Return the listing below unchanged, minus its pictures.

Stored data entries
========================================

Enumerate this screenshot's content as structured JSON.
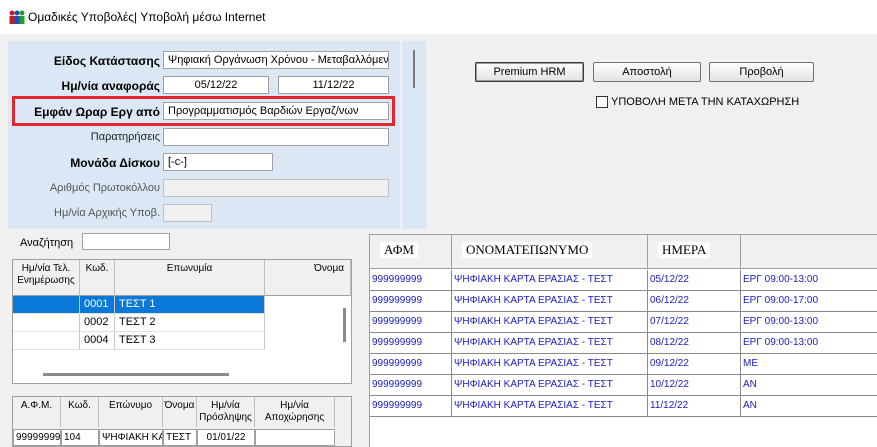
{
  "window": {
    "title": "Ομαδικές Υποβολές| Υποβολή μέσω Internet"
  },
  "form": {
    "eidos_label": "Είδος Κατάστασης",
    "eidos_value": "Ψηφιακή Οργάνωση Χρόνου - Μεταβαλλόμεν",
    "date_label": "Ημ/νία αναφοράς",
    "date_from": "05/12/22",
    "date_to": "11/12/22",
    "emfan_label": "Εμφάν Ωραρ Εργ από",
    "emfan_value": "Προγραμματισμός Βαρδιών Εργαζ/νων",
    "notes_label": "Παρατηρήσεις",
    "notes_value": "",
    "disk_label": "Μονάδα Δίσκου",
    "disk_value": "[-c-]",
    "protocol_label": "Αριθμός Πρωτοκόλλου",
    "initial_label": "Ημ/νία Αρχικής Υποβ."
  },
  "actions": {
    "premium": "Premium HRM",
    "send": "Αποστολή",
    "view": "Προβολή",
    "checkbox_label": "ΥΠΟΒΟΛΗ ΜΕΤΑ ΤΗΝ ΚΑΤΑΧΩΡΗΣΗ"
  },
  "search": {
    "label": "Αναζήτηση",
    "value": ""
  },
  "left_grid": {
    "headers": [
      "Ημ/νία Τελ. Ενημέρωσης",
      "Κωδ.",
      "Επωνυμία",
      "Όνομα"
    ],
    "rows": [
      {
        "date": "",
        "code": "0001",
        "name": "ΤΕΣΤ 1",
        "selected": true
      },
      {
        "date": "",
        "code": "0002",
        "name": "ΤΕΣΤ 2",
        "selected": false
      },
      {
        "date": "",
        "code": "0004",
        "name": "ΤΕΣΤ 3",
        "selected": false
      }
    ]
  },
  "bottom_grid": {
    "headers": [
      "Α.Φ.Μ.",
      "Κωδ.",
      "Επώνυμο",
      "Όνομα",
      "Ημ/νία Πρόσληψης",
      "Ημ/νία Αποχώρησης"
    ],
    "row": [
      "999999999",
      "104",
      "ΨΗΦΙΑΚΗ ΚΑ",
      "ΤΕΣΤ",
      "01/01/22",
      ""
    ]
  },
  "right_grid": {
    "headers": [
      "ΑΦΜ",
      "ΟΝΟΜΑΤΕΠΩΝΥΜΟ",
      "ΗΜΕΡΑ",
      ""
    ],
    "rows": [
      [
        "999999999",
        "ΨΗΦΙΑΚΗ ΚΑΡΤΑ ΕΡΑΣΙΑΣ - ΤΕΣΤ",
        "05/12/22",
        "ΕΡΓ 09:00-13:00"
      ],
      [
        "999999999",
        "ΨΗΦΙΑΚΗ ΚΑΡΤΑ ΕΡΑΣΙΑΣ - ΤΕΣΤ",
        "06/12/22",
        "ΕΡΓ 09:00-17:00"
      ],
      [
        "999999999",
        "ΨΗΦΙΑΚΗ ΚΑΡΤΑ ΕΡΑΣΙΑΣ - ΤΕΣΤ",
        "07/12/22",
        "ΕΡΓ 09:00-13:00"
      ],
      [
        "999999999",
        "ΨΗΦΙΑΚΗ ΚΑΡΤΑ ΕΡΑΣΙΑΣ - ΤΕΣΤ",
        "08/12/22",
        "ΕΡΓ 09:00-13:00"
      ],
      [
        "999999999",
        "ΨΗΦΙΑΚΗ ΚΑΡΤΑ ΕΡΑΣΙΑΣ - ΤΕΣΤ",
        "09/12/22",
        "ΜΕ"
      ],
      [
        "999999999",
        "ΨΗΦΙΑΚΗ ΚΑΡΤΑ ΕΡΑΣΙΑΣ - ΤΕΣΤ",
        "10/12/22",
        "ΑΝ"
      ],
      [
        "999999999",
        "ΨΗΦΙΑΚΗ ΚΑΡΤΑ ΕΡΑΣΙΑΣ - ΤΕΣΤ",
        "11/12/22",
        "ΑΝ"
      ]
    ]
  },
  "colors": {
    "form_bg": "#dbe7f4",
    "highlight": "#e0262e",
    "selection": "#0a78d7",
    "grid_text": "#1a1ac8"
  },
  "icons": {
    "app": "people-group-icon"
  }
}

========================================

▸ RESULT OF THE EXERCISE:
Enumerate this screenshot's content as structured JSON.
{
  "window": {
    "title": "Ομαδικές Υποβολές| Υποβολή μέσω Internet"
  },
  "form": {
    "eidos_label": "Είδος Κατάστασης",
    "eidos_value": "Ψηφιακή Οργάνωση Χρόνου - Μεταβαλλόμεν",
    "date_label": "Ημ/νία αναφοράς",
    "date_from": "05/12/22",
    "date_to": "11/12/22",
    "emfan_label": "Εμφάν Ωραρ Εργ από",
    "emfan_value": "Προγραμματισμός Βαρδιών Εργαζ/νων",
    "notes_label": "Παρατηρήσεις",
    "notes_value": "",
    "disk_label": "Μονάδα Δίσκου",
    "disk_value": "[-c-]",
    "protocol_label": "Αριθμός Πρωτοκόλλου",
    "initial_label": "Ημ/νία Αρχικής Υποβ."
  },
  "actions": {
    "premium": "Premium HRM",
    "send": "Αποστολή",
    "view": "Προβολή",
    "checkbox_label": "ΥΠΟΒΟΛΗ ΜΕΤΑ ΤΗΝ ΚΑΤΑΧΩΡΗΣΗ"
  },
  "search": {
    "label": "Αναζήτηση",
    "value": ""
  },
  "left_grid": {
    "headers": [
      "Ημ/νία Τελ. Ενημέρωσης",
      "Κωδ.",
      "Επωνυμία",
      "Όνομα"
    ],
    "rows": [
      {
        "date": "",
        "code": "0001",
        "name": "ΤΕΣΤ 1",
        "selected": true
      },
      {
        "date": "",
        "code": "0002",
        "name": "ΤΕΣΤ 2",
        "selected": false
      },
      {
        "date": "",
        "code": "0004",
        "name": "ΤΕΣΤ 3",
        "selected": false
      }
    ]
  },
  "bottom_grid": {
    "headers": [
      "Α.Φ.Μ.",
      "Κωδ.",
      "Επώνυμο",
      "Όνομα",
      "Ημ/νία Πρόσληψης",
      "Ημ/νία Αποχώρησης"
    ],
    "row": [
      "999999999",
      "104",
      "ΨΗΦΙΑΚΗ ΚΑ",
      "ΤΕΣΤ",
      "01/01/22",
      ""
    ]
  },
  "right_grid": {
    "headers": [
      "ΑΦΜ",
      "ΟΝΟΜΑΤΕΠΩΝΥΜΟ",
      "ΗΜΕΡΑ",
      ""
    ],
    "rows": [
      [
        "999999999",
        "ΨΗΦΙΑΚΗ ΚΑΡΤΑ ΕΡΑΣΙΑΣ - ΤΕΣΤ",
        "05/12/22",
        "ΕΡΓ 09:00-13:00"
      ],
      [
        "999999999",
        "ΨΗΦΙΑΚΗ ΚΑΡΤΑ ΕΡΑΣΙΑΣ - ΤΕΣΤ",
        "06/12/22",
        "ΕΡΓ 09:00-17:00"
      ],
      [
        "999999999",
        "ΨΗΦΙΑΚΗ ΚΑΡΤΑ ΕΡΑΣΙΑΣ - ΤΕΣΤ",
        "07/12/22",
        "ΕΡΓ 09:00-13:00"
      ],
      [
        "999999999",
        "ΨΗΦΙΑΚΗ ΚΑΡΤΑ ΕΡΑΣΙΑΣ - ΤΕΣΤ",
        "08/12/22",
        "ΕΡΓ 09:00-13:00"
      ],
      [
        "999999999",
        "ΨΗΦΙΑΚΗ ΚΑΡΤΑ ΕΡΑΣΙΑΣ - ΤΕΣΤ",
        "09/12/22",
        "ΜΕ"
      ],
      [
        "999999999",
        "ΨΗΦΙΑΚΗ ΚΑΡΤΑ ΕΡΑΣΙΑΣ - ΤΕΣΤ",
        "10/12/22",
        "ΑΝ"
      ],
      [
        "999999999",
        "ΨΗΦΙΑΚΗ ΚΑΡΤΑ ΕΡΑΣΙΑΣ - ΤΕΣΤ",
        "11/12/22",
        "ΑΝ"
      ]
    ]
  },
  "colors": {
    "form_bg": "#dbe7f4",
    "highlight": "#e0262e",
    "selection": "#0a78d7",
    "grid_text": "#1a1ac8"
  },
  "icons": {
    "app": "people-group-icon"
  }
}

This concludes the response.